Every line below must be reproduced exactly. Copy them all.

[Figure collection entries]
########
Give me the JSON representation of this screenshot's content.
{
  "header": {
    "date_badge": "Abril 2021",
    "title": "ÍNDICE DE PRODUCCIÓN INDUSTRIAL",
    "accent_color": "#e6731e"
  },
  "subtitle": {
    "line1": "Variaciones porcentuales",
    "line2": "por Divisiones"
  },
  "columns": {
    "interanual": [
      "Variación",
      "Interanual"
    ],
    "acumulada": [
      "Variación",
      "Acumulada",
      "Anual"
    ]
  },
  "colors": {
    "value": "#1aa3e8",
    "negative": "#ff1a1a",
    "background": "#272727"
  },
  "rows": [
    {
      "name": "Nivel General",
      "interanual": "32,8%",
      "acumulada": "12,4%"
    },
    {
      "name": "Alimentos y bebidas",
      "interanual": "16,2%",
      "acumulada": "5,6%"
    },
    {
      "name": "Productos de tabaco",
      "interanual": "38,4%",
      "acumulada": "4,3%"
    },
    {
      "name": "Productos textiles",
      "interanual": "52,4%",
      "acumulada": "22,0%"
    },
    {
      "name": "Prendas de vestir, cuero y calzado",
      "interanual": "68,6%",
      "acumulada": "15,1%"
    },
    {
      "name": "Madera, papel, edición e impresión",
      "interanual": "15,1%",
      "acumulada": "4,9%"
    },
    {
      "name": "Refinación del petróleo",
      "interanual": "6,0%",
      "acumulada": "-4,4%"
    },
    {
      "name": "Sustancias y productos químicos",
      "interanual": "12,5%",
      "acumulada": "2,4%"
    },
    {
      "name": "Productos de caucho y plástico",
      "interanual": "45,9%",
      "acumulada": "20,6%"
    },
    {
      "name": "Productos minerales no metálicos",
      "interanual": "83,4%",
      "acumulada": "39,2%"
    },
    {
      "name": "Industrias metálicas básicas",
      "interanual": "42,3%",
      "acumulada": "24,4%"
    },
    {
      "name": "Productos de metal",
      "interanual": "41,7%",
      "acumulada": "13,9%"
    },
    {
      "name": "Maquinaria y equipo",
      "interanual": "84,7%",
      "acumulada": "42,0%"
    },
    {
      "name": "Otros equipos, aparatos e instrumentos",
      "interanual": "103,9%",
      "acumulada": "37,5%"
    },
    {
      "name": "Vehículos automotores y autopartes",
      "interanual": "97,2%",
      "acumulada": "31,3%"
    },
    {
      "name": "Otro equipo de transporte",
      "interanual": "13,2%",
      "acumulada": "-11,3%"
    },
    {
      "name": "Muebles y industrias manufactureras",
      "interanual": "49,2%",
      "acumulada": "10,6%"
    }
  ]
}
########
§ **ANSWER TO THE EXERCISE**:
Give me the JSON representation of this screenshot's content.
{
  "header": {
    "date_badge": "Abril 2021",
    "title": "ÍNDICE DE PRODUCCIÓN INDUSTRIAL",
    "accent_color": "#e6731e"
  },
  "subtitle": {
    "line1": "Variaciones porcentuales",
    "line2": "por Divisiones"
  },
  "columns": {
    "interanual": [
      "Variación",
      "Interanual"
    ],
    "acumulada": [
      "Variación",
      "Acumulada",
      "Anual"
    ]
  },
  "colors": {
    "value": "#1aa3e8",
    "negative": "#ff1a1a",
    "background": "#272727"
  },
  "rows": [
    {
      "name": "Nivel General",
      "interanual": "32,8%",
      "acumulada": "12,4%"
    },
    {
      "name": "Alimentos y bebidas",
      "interanual": "16,2%",
      "acumulada": "5,6%"
    },
    {
      "name": "Productos de tabaco",
      "interanual": "38,4%",
      "acumulada": "4,3%"
    },
    {
      "name": "Productos textiles",
      "interanual": "52,4%",
      "acumulada": "22,0%"
    },
    {
      "name": "Prendas de vestir, cuero y calzado",
      "interanual": "68,6%",
      "acumulada": "15,1%"
    },
    {
      "name": "Madera, papel, edición e impresión",
      "interanual": "15,1%",
      "acumulada": "4,9%"
    },
    {
      "name": "Refinación del petróleo",
      "interanual": "6,0%",
      "acumulada": "-4,4%"
    },
    {
      "name": "Sustancias y productos químicos",
      "interanual": "12,5%",
      "acumulada": "2,4%"
    },
    {
      "name": "Productos de caucho y plástico",
      "interanual": "45,9%",
      "acumulada": "20,6%"
    },
    {
      "name": "Productos minerales no metálicos",
      "interanual": "83,4%",
      "acumulada": "39,2%"
    },
    {
      "name": "Industrias metálicas básicas",
      "interanual": "42,3%",
      "acumulada": "24,4%"
    },
    {
      "name": "Productos de metal",
      "interanual": "41,7%",
      "acumulada": "13,9%"
    },
    {
      "name": "Maquinaria y equipo",
      "interanual": "84,7%",
      "acumulada": "42,0%"
    },
    {
      "name": "Otros equipos, aparatos e instrumentos",
      "interanual": "103,9%",
      "acumulada": "37,5%"
    },
    {
      "name": "Vehículos automotores y autopartes",
      "interanual": "97,2%",
      "acumulada": "31,3%"
    },
    {
      "name": "Otro equipo de transporte",
      "interanual": "13,2%",
      "acumulada": "-11,3%"
    },
    {
      "name": "Muebles y industrias manufactureras",
      "interanual": "49,2%",
      "acumulada": "10,6%"
    }
  ]
}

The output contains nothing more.